(Stored records)
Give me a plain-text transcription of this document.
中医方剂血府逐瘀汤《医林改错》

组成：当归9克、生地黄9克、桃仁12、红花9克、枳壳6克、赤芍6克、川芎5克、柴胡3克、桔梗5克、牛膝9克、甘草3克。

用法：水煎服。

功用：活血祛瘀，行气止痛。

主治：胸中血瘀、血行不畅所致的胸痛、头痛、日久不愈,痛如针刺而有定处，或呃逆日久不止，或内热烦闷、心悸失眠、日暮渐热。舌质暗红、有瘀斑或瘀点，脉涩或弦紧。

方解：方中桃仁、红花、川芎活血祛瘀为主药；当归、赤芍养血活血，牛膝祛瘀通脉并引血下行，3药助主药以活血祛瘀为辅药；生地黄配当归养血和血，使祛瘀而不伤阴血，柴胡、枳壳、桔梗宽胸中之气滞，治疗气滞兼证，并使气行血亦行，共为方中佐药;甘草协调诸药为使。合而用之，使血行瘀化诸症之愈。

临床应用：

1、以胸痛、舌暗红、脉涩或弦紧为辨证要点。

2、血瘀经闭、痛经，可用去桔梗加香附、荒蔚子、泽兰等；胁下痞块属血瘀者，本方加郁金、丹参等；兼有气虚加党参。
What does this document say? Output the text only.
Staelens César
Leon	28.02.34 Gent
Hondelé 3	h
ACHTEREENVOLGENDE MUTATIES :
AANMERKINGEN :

Request: Extract the complete listing verbatim.

Finished task:
Give me a plain-text transcription of this document.
中医方剂血府逐瘀汤《医林改错》

组成：当归9克、生地黄9克、桃仁12、红花9克、枳壳6克、赤芍6克、川芎5克、柴胡3克、桔梗5克、牛膝9克、甘草3克。

用法：水煎服。

功用：活血祛瘀，行气止痛。

主治：胸中血瘀、血行不畅所致的胸痛、头痛、日久不愈,痛如针刺而有定处，或呃逆日久不止，或内热烦闷、心悸失眠、日暮渐热。舌质暗红、有瘀斑或瘀点，脉涩或弦紧。

方解：方中桃仁、红花、川芎活血祛瘀为主药；当归、赤芍养血活血，牛膝祛瘀通脉并引血下行，3药助主药以活血祛瘀为辅药；生地黄配当归养血和血，使祛瘀而不伤阴血，柴胡、枳壳、桔梗宽胸中之气滞，治疗气滞兼证，并使气行血亦行，共为方中佐药;甘草协调诸药为使。合而用之，使血行瘀化诸症之愈。

临床应用：

1、以胸痛、舌暗红、脉涩或弦紧为辨证要点。

2、血瘀经闭、痛经，可用去桔梗加香附、荒蔚子、泽兰等；胁下痞块属血瘀者，本方加郁金、丹参等；兼有气虚加党参。
What does this document say? Output the text only.
Staelens César
Leon	28.02.34 Gent
Hondelé 3	h
ACHTEREENVOLGENDE MUTATIES :
AANMERKINGEN :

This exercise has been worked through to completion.